- [What this task involves]: Your answer should be a single number: the count of lines in the material below that hold "listy".

>>

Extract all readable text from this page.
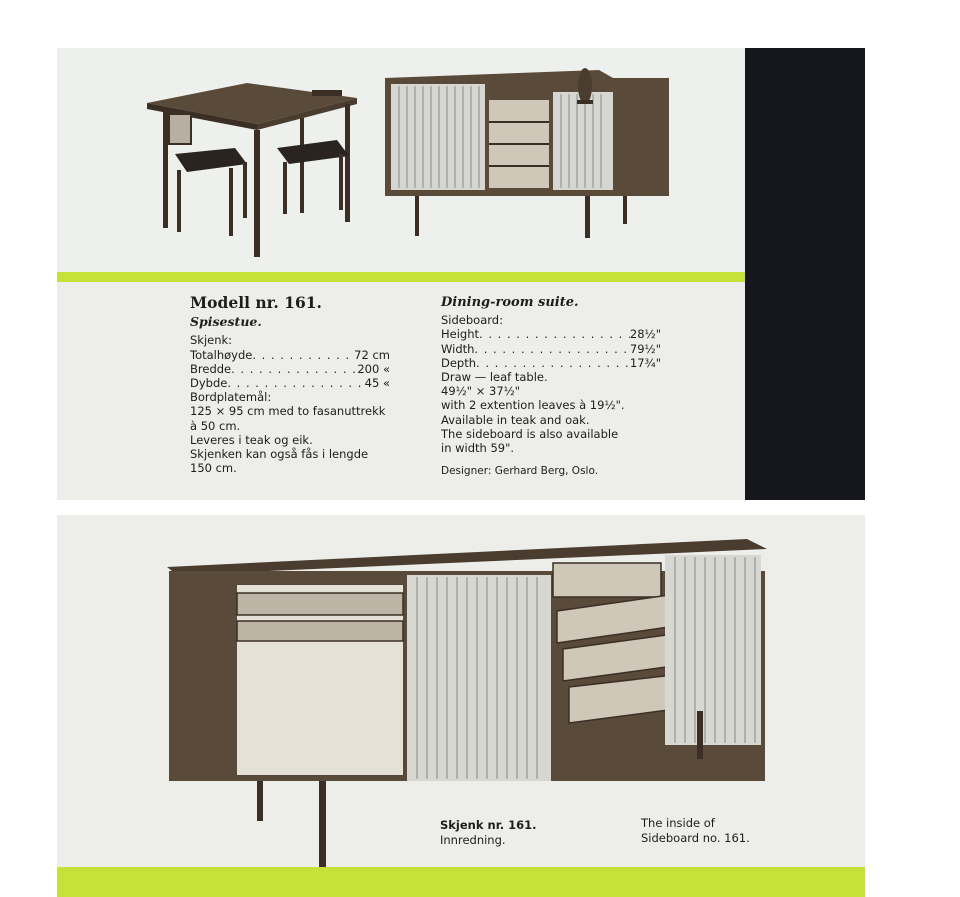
Modell nr. 161.
Spisestue.
Skjenk:
Totalhøyde . . .	72 cm
Bredde . . .	200 «
Dybde . . .	45 «
Bordplatemål:
125 × 95 cm med to fasanuttrekk
à 50 cm.
Leveres i teak og eik.
Skjenken kan også fås i lengde
150 cm.
Dining-room suite.
Sideboard:
Height . . .	28½"
Width . . .	79½"
Depth . . .	17¾"
Draw — leaf table.
49½" × 37½"
with 2 extention leaves à 19½".
Available in teak and oak.
The sideboard is also available
in width 59".
Designer: Gerhard Berg, Oslo.
Skjenk nr. 161.
Innredning.
The inside of
Sideboard no. 161.
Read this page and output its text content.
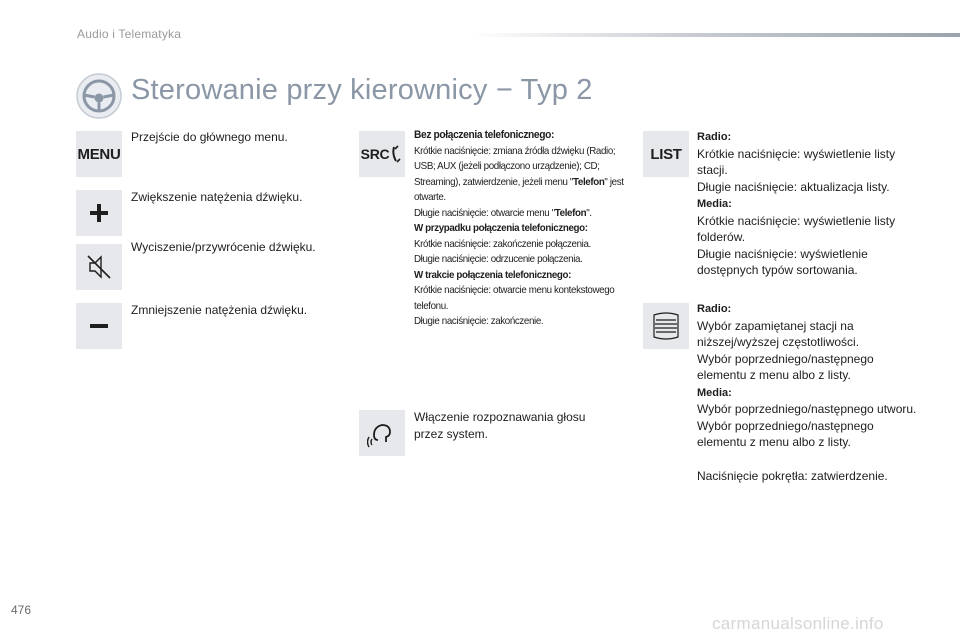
Audio i Telematyka
Sterowanie przy kierownicy − Typ 2
MENU
Przejście do głównego menu.
Zwiększenie natężenia dźwięku.
Wyciszenie/przywrócenie dźwięku.
Zmniejszenie natężenia dźwięku.
SRC
Bez połączenia telefonicznego:
Krótkie naciśnięcie: zmiana źródła dźwięku (Radio; USB; AUX (jeżeli podłączono urządzenie); CD; Streaming), zatwierdzenie, jeżeli menu "Telefon" jest otwarte.
Długie naciśnięcie: otwarcie menu "Telefon".
W przypadku połączenia telefonicznego:
Krótkie naciśnięcie: zakończenie połączenia.
Długie naciśnięcie: odrzucenie połączenia.
W trakcie połączenia telefonicznego:
Krótkie naciśnięcie: otwarcie menu kontekstowego telefonu.
Długie naciśnięcie: zakończenie.
Włączenie rozpoznawania głosu przez system.
LIST
Radio:
Krótkie naciśnięcie: wyświetlenie listy stacji.
Długie naciśnięcie: aktualizacja listy.
Media:
Krótkie naciśnięcie: wyświetlenie listy folderów.
Długie naciśnięcie: wyświetlenie dostępnych typów sortowania.
Radio:
Wybór zapamiętanej stacji na niższej/wyższej częstotliwości.
Wybór poprzedniego/następnego elementu z menu albo z listy.
Media:
Wybór poprzedniego/następnego utworu.
Wybór poprzedniego/następnego elementu z menu albo z listy.
Naciśnięcie pokrętła: zatwierdzenie.
476
carmanualsonline.info
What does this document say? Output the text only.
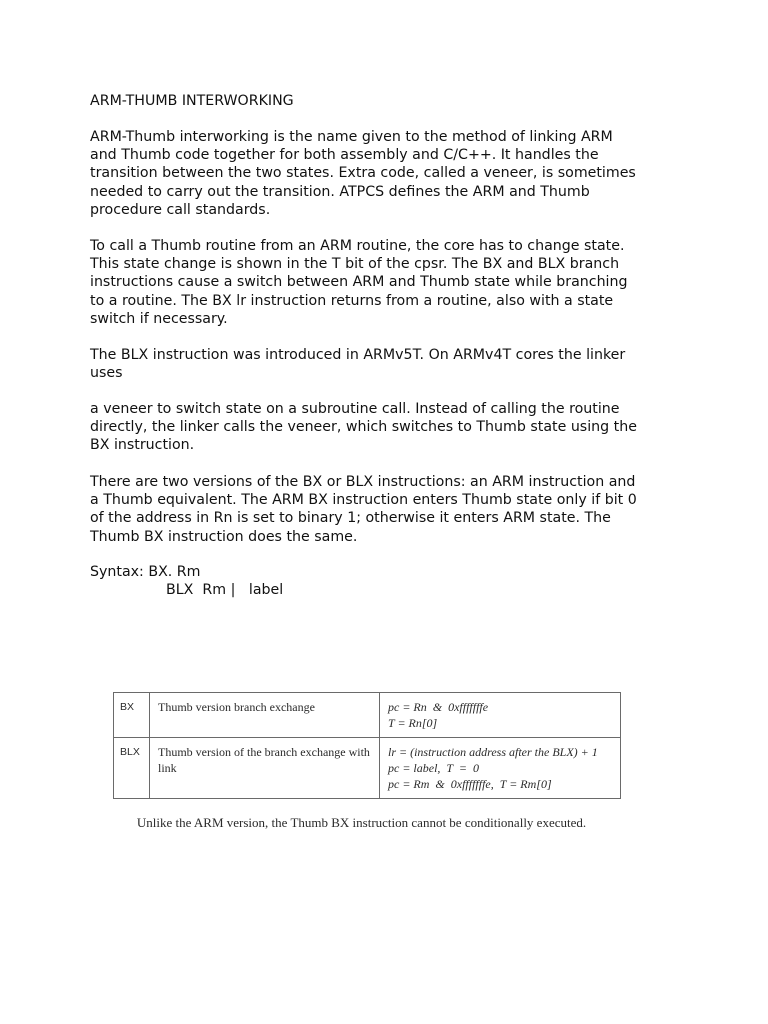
ARM-THUMB INTERWORKING
ARM-Thumb interworking is the name given to the method of linking ARM
and Thumb code together for both assembly and C/C++. It handles the
transition between the two states. Extra code, called a veneer, is sometimes
needed to carry out the transition. ATPCS defines the ARM and Thumb
procedure call standards.
To call a Thumb routine from an ARM routine, the core has to change state.
This state change is shown in the T bit of the cpsr. The BX and BLX branch
instructions cause a switch between ARM and Thumb state while branching
to a routine. The BX lr instruction returns from a routine, also with a state
switch if necessary.
The BLX instruction was introduced in ARMv5T. On ARMv4T cores the linker
uses
a veneer to switch state on a subroutine call. Instead of calling the routine
directly, the linker calls the veneer, which switches to Thumb state using the
BX instruction.
There are two versions of the BX or BLX instructions: an ARM instruction and
a Thumb equivalent. The ARM BX instruction enters Thumb state only if bit 0
of the address in Rn is set to binary 1; otherwise it enters ARM state. The
Thumb BX instruction does the same.
Syntax: BX. Rm
BLX  Rm |   label
BX	Thumb version branch exchange	pc = Rn  &  0xfffffffe
T = Rn[0]

BLX	Thumb version of the branch exchange with link	lr = (instruction address after the BLX) + 1
pc = label,  T  =  0
pc = Rm  &  0xfffffffe,  T = Rm[0]
Unlike the ARM version, the Thumb BX instruction cannot be conditionally executed.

<<

- [Answer to this exercise]: 5